Task requirements: Pull every line with the word "title" out of the entries below.

>> Begin Data supplied

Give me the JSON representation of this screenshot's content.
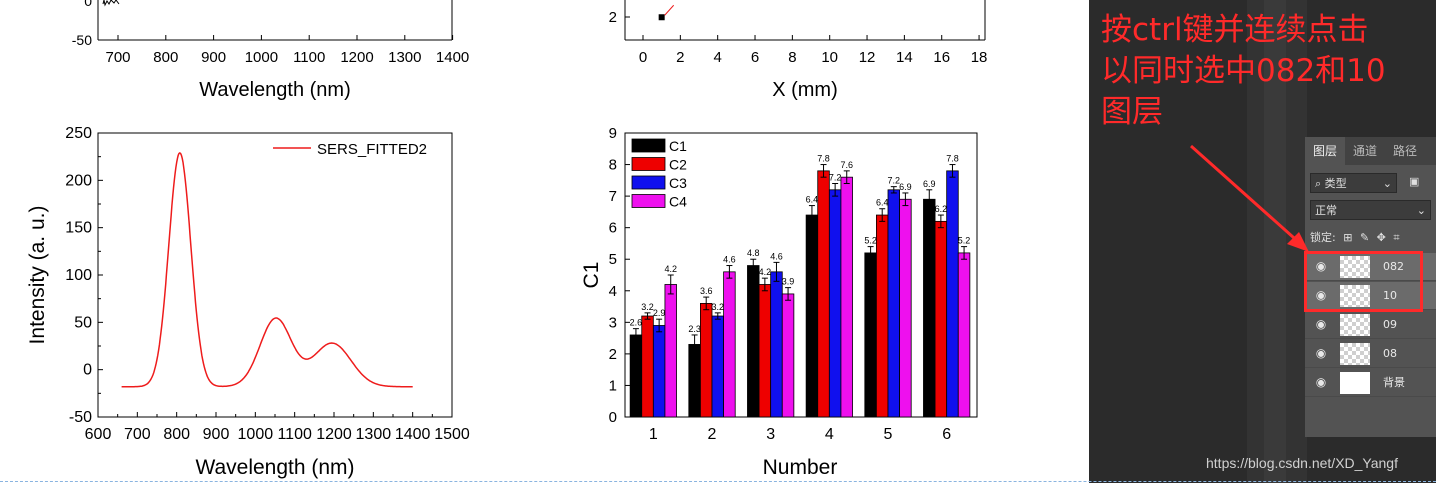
{
  "top_left_chart": {
    "yticks": [
      "0",
      "-50"
    ],
    "xticks": [
      "700",
      "800",
      "900",
      "1000",
      "1100",
      "1200",
      "1300",
      "1400"
    ],
    "xlabel": "Wavelength (nm)"
  },
  "top_right_chart": {
    "ytick": "2",
    "xticks": [
      "0",
      "2",
      "4",
      "6",
      "8",
      "10",
      "12",
      "14",
      "16",
      "18"
    ],
    "xlabel": "X (mm)",
    "point": {
      "x": 1,
      "y": 2.3
    }
  },
  "chart_data": [
    {
      "type": "line",
      "title": "",
      "xlabel": "Wavelength (nm)",
      "ylabel": "Intensity (a. u.)",
      "xlim": [
        600,
        1500
      ],
      "ylim": [
        -50,
        250
      ],
      "xticks": [
        "600",
        "700",
        "800",
        "900",
        "1000",
        "1100",
        "1200",
        "1300",
        "1400",
        "1500"
      ],
      "yticks": [
        "-50",
        "0",
        "50",
        "100",
        "150",
        "200",
        "250"
      ],
      "legend": "top-right",
      "series": [
        {
          "name": "SERS_FITTED2",
          "color": "#ee1c1c",
          "baseline": -18,
          "x_range": [
            660,
            1400
          ],
          "peaks": [
            {
              "center": 808,
              "amplitude": 247,
              "sigma": 28
            },
            {
              "center": 1052,
              "amplitude": 72,
              "sigma": 40
            },
            {
              "center": 1195,
              "amplitude": 46,
              "sigma": 48
            }
          ]
        }
      ]
    },
    {
      "type": "bar",
      "title": "",
      "xlabel": "Number",
      "ylabel": "C1",
      "ylim": [
        0,
        9
      ],
      "yticks": [
        "0",
        "1",
        "2",
        "3",
        "4",
        "5",
        "6",
        "7",
        "8",
        "9"
      ],
      "categories": [
        "1",
        "2",
        "3",
        "4",
        "5",
        "6"
      ],
      "legend": "top-left",
      "series": [
        {
          "name": "C1",
          "color": "#000000",
          "values": [
            2.6,
            2.3,
            4.8,
            6.4,
            5.2,
            6.9
          ],
          "errors": [
            0.2,
            0.3,
            0.2,
            0.3,
            0.2,
            0.3
          ],
          "labels": [
            "2.6",
            "2.3",
            "4.8",
            "6.4",
            "5.2",
            "6.9"
          ]
        },
        {
          "name": "C2",
          "color": "#ee0000",
          "values": [
            3.2,
            3.6,
            4.2,
            7.8,
            6.4,
            6.2
          ],
          "errors": [
            0.1,
            0.2,
            0.2,
            0.2,
            0.2,
            0.2
          ],
          "labels": [
            "3.2",
            "3.6",
            "4.2",
            "7.8",
            "6.4",
            "6.2"
          ]
        },
        {
          "name": "C3",
          "color": "#1010ee",
          "values": [
            2.9,
            3.2,
            4.6,
            7.2,
            7.2,
            7.8
          ],
          "errors": [
            0.2,
            0.1,
            0.3,
            0.2,
            0.1,
            0.2
          ],
          "labels": [
            "2.9",
            "3.2",
            "4.6",
            "7.2",
            "7.2",
            "7.8"
          ]
        },
        {
          "name": "C4",
          "color": "#ee10ee",
          "values": [
            4.2,
            4.6,
            3.9,
            7.6,
            6.9,
            5.2
          ],
          "errors": [
            0.3,
            0.2,
            0.2,
            0.2,
            0.2,
            0.2
          ],
          "labels": [
            "4.2",
            "4.6",
            "3.9",
            "7.6",
            "6.9",
            "5.2"
          ]
        }
      ]
    }
  ],
  "photoshop": {
    "annotation": "按ctrl键并连续点击\n以同时选中082和10\n图层",
    "tabs": [
      "图层",
      "通道",
      "路径"
    ],
    "filter_label": "类型",
    "blend_mode": "正常",
    "lock_label": "锁定:",
    "layers": [
      {
        "name": "082",
        "selected": true
      },
      {
        "name": "10",
        "selected": true
      },
      {
        "name": "09",
        "selected": false
      },
      {
        "name": "08",
        "selected": false
      },
      {
        "name": "背景",
        "selected": false
      }
    ],
    "watermark": "https://blog.csdn.net/XD_Yangf",
    "annotation_color": "#ff2a2a"
  }
}
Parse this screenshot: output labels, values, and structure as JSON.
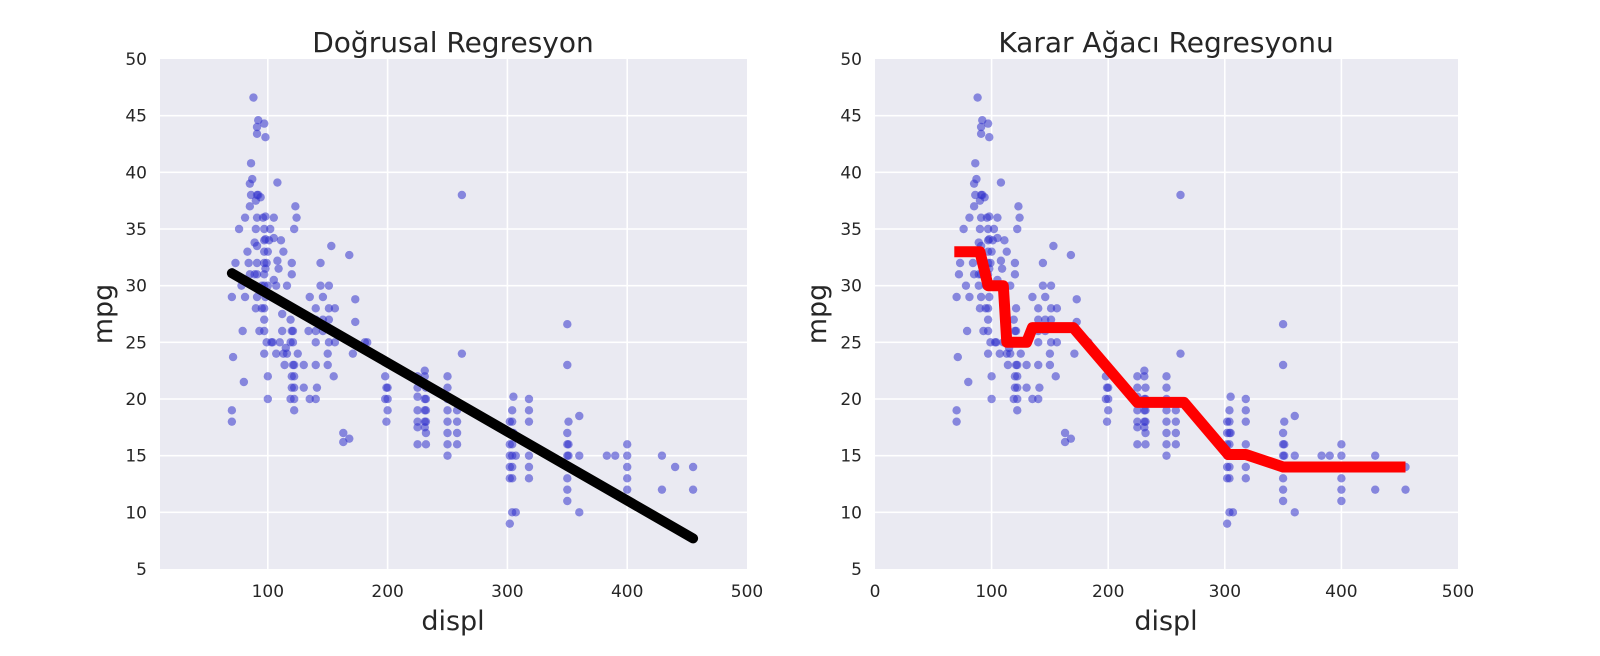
{
  "chart_data": [
    {
      "type": "scatter",
      "title": "Doğrusal Regresyon",
      "xlabel": "displ",
      "ylabel": "mpg",
      "xlim": [
        10,
        500
      ],
      "ylim": [
        5,
        50
      ],
      "xticks": [
        100,
        200,
        300,
        400,
        500
      ],
      "yticks": [
        5,
        10,
        15,
        20,
        25,
        30,
        35,
        40,
        45,
        50
      ],
      "grid": true,
      "points_color": "#3333cc",
      "fit_color": "#000000",
      "fit": {
        "type": "line",
        "x": [
          70,
          455
        ],
        "y": [
          31.1,
          7.7
        ]
      },
      "points": [
        [
          70,
          29
        ],
        [
          70,
          18
        ],
        [
          70,
          19
        ],
        [
          71,
          23.7
        ],
        [
          72,
          31
        ],
        [
          73,
          32
        ],
        [
          76,
          35
        ],
        [
          78,
          30
        ],
        [
          79,
          26
        ],
        [
          80,
          21.5
        ],
        [
          81,
          29
        ],
        [
          81,
          36
        ],
        [
          83,
          33
        ],
        [
          84,
          32
        ],
        [
          85,
          31
        ],
        [
          85,
          37
        ],
        [
          85,
          39
        ],
        [
          86,
          38
        ],
        [
          86,
          40.8
        ],
        [
          87,
          39.4
        ],
        [
          88,
          46.6
        ],
        [
          89,
          31
        ],
        [
          89,
          33.8
        ],
        [
          89,
          30
        ],
        [
          90,
          28
        ],
        [
          90,
          35
        ],
        [
          90,
          37.5
        ],
        [
          91,
          29
        ],
        [
          91,
          31
        ],
        [
          91,
          32
        ],
        [
          91,
          33.5
        ],
        [
          91,
          36
        ],
        [
          91,
          38
        ],
        [
          91,
          43.4
        ],
        [
          91,
          44
        ],
        [
          92,
          44.6
        ],
        [
          92,
          38
        ],
        [
          93,
          26
        ],
        [
          94,
          37.8
        ],
        [
          95,
          28
        ],
        [
          95,
          30
        ],
        [
          96,
          36
        ],
        [
          97,
          24
        ],
        [
          97,
          26
        ],
        [
          97,
          27
        ],
        [
          97,
          28
        ],
        [
          97,
          30
        ],
        [
          97,
          31
        ],
        [
          97,
          32
        ],
        [
          97,
          33
        ],
        [
          97,
          34
        ],
        [
          97,
          35
        ],
        [
          97,
          44.3
        ],
        [
          98,
          29
        ],
        [
          98,
          31.5
        ],
        [
          98,
          34.1
        ],
        [
          98,
          36.1
        ],
        [
          98,
          43.1
        ],
        [
          99,
          25
        ],
        [
          99,
          32
        ],
        [
          100,
          20
        ],
        [
          100,
          22
        ],
        [
          100,
          30
        ],
        [
          100,
          33
        ],
        [
          101,
          34
        ],
        [
          102,
          35
        ],
        [
          103,
          25
        ],
        [
          104,
          25
        ],
        [
          105,
          30.5
        ],
        [
          105,
          34.2
        ],
        [
          105,
          36
        ],
        [
          107,
          24
        ],
        [
          107,
          30
        ],
        [
          108,
          32.2
        ],
        [
          108,
          39.1
        ],
        [
          109,
          31.5
        ],
        [
          110,
          25
        ],
        [
          111,
          34
        ],
        [
          112,
          26
        ],
        [
          112,
          27.5
        ],
        [
          113,
          24
        ],
        [
          113,
          33
        ],
        [
          114,
          23
        ],
        [
          115,
          24.5
        ],
        [
          116,
          24
        ],
        [
          116,
          30
        ],
        [
          119,
          20
        ],
        [
          119,
          25
        ],
        [
          119,
          27
        ],
        [
          120,
          21
        ],
        [
          120,
          22
        ],
        [
          120,
          26
        ],
        [
          120,
          31
        ],
        [
          120,
          32
        ],
        [
          121,
          23
        ],
        [
          121,
          25
        ],
        [
          121,
          26
        ],
        [
          121,
          28
        ],
        [
          122,
          19
        ],
        [
          122,
          20
        ],
        [
          122,
          21
        ],
        [
          122,
          22
        ],
        [
          122,
          23
        ],
        [
          122,
          35
        ],
        [
          123,
          37
        ],
        [
          124,
          36
        ],
        [
          125,
          24
        ],
        [
          130,
          21
        ],
        [
          130,
          23
        ],
        [
          134,
          26
        ],
        [
          135,
          20
        ],
        [
          135,
          29
        ],
        [
          140,
          20
        ],
        [
          140,
          23
        ],
        [
          140,
          25
        ],
        [
          140,
          26
        ],
        [
          140,
          27
        ],
        [
          140,
          28
        ],
        [
          141,
          21
        ],
        [
          144,
          30
        ],
        [
          144,
          32
        ],
        [
          146,
          26
        ],
        [
          146,
          27
        ],
        [
          146,
          29
        ],
        [
          150,
          23
        ],
        [
          150,
          24
        ],
        [
          151,
          25
        ],
        [
          151,
          27
        ],
        [
          151,
          28
        ],
        [
          151,
          30
        ],
        [
          153,
          33.5
        ],
        [
          155,
          22
        ],
        [
          156,
          25
        ],
        [
          156,
          28
        ],
        [
          163,
          16.2
        ],
        [
          163,
          17
        ],
        [
          168,
          16.5
        ],
        [
          168,
          32.7
        ],
        [
          171,
          24
        ],
        [
          173,
          26.8
        ],
        [
          173,
          28.8
        ],
        [
          181,
          25
        ],
        [
          183,
          25
        ],
        [
          198,
          20
        ],
        [
          198,
          22
        ],
        [
          199,
          18
        ],
        [
          199,
          21
        ],
        [
          200,
          19
        ],
        [
          200,
          20
        ],
        [
          200,
          21
        ],
        [
          225,
          16
        ],
        [
          225,
          17.5
        ],
        [
          225,
          18
        ],
        [
          225,
          19
        ],
        [
          225,
          20.2
        ],
        [
          225,
          21
        ],
        [
          225,
          22
        ],
        [
          231,
          17.5
        ],
        [
          231,
          18
        ],
        [
          231,
          19
        ],
        [
          231,
          20
        ],
        [
          231,
          22
        ],
        [
          231,
          22.5
        ],
        [
          232,
          16
        ],
        [
          232,
          17
        ],
        [
          232,
          18
        ],
        [
          232,
          19
        ],
        [
          232,
          20
        ],
        [
          232,
          21
        ],
        [
          250,
          15
        ],
        [
          250,
          16
        ],
        [
          250,
          17
        ],
        [
          250,
          18
        ],
        [
          250,
          19
        ],
        [
          250,
          20
        ],
        [
          250,
          21
        ],
        [
          250,
          22
        ],
        [
          258,
          16
        ],
        [
          258,
          17
        ],
        [
          258,
          18
        ],
        [
          258,
          19
        ],
        [
          262,
          38
        ],
        [
          262,
          24
        ],
        [
          302,
          9
        ],
        [
          302,
          13
        ],
        [
          302,
          14
        ],
        [
          302,
          15
        ],
        [
          302,
          16
        ],
        [
          302,
          17
        ],
        [
          302,
          18
        ],
        [
          304,
          10
        ],
        [
          304,
          13
        ],
        [
          304,
          14
        ],
        [
          304,
          15
        ],
        [
          304,
          16
        ],
        [
          304,
          17
        ],
        [
          304,
          18
        ],
        [
          304,
          19
        ],
        [
          305,
          17
        ],
        [
          305,
          20.2
        ],
        [
          307,
          10
        ],
        [
          307,
          15
        ],
        [
          318,
          13
        ],
        [
          318,
          14
        ],
        [
          318,
          15
        ],
        [
          318,
          16
        ],
        [
          318,
          18
        ],
        [
          318,
          19
        ],
        [
          318,
          20
        ],
        [
          350,
          11
        ],
        [
          350,
          12
        ],
        [
          350,
          13
        ],
        [
          350,
          14
        ],
        [
          350,
          15
        ],
        [
          350,
          16
        ],
        [
          350,
          17
        ],
        [
          350,
          23
        ],
        [
          350,
          26.6
        ],
        [
          351,
          15
        ],
        [
          351,
          16
        ],
        [
          351,
          18
        ],
        [
          360,
          10
        ],
        [
          360,
          15
        ],
        [
          360,
          18.5
        ],
        [
          383,
          15
        ],
        [
          390,
          15
        ],
        [
          400,
          11
        ],
        [
          400,
          12
        ],
        [
          400,
          13
        ],
        [
          400,
          14
        ],
        [
          400,
          15
        ],
        [
          400,
          16
        ],
        [
          429,
          12
        ],
        [
          429,
          15
        ],
        [
          440,
          14
        ],
        [
          455,
          12
        ],
        [
          455,
          14
        ]
      ]
    },
    {
      "type": "scatter",
      "title": "Karar Ağacı Regresyonu",
      "xlabel": "displ",
      "ylabel": "mpg",
      "xlim": [
        0,
        500
      ],
      "ylim": [
        5,
        50
      ],
      "xticks": [
        0,
        100,
        200,
        300,
        400,
        500
      ],
      "yticks": [
        5,
        10,
        15,
        20,
        25,
        30,
        35,
        40,
        45,
        50
      ],
      "grid": true,
      "points_color": "#3333cc",
      "fit_color": "#ff0000",
      "fit": {
        "type": "step",
        "x": [
          68,
          90,
          97,
          110,
          113,
          130,
          135,
          170,
          225,
          265,
          303,
          318,
          350,
          455
        ],
        "y": [
          33,
          33,
          30,
          30,
          25,
          25,
          26.3,
          26.3,
          19.7,
          19.7,
          15.1,
          15.1,
          14,
          14
        ]
      },
      "points": "same-as-first"
    }
  ]
}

>> End Data supplied

Solution for this problem:
      "title": "",
      "title": "",
      "title": "Doğrusal Regresyon",
      "title": "Karar Ağacı Regresyonu",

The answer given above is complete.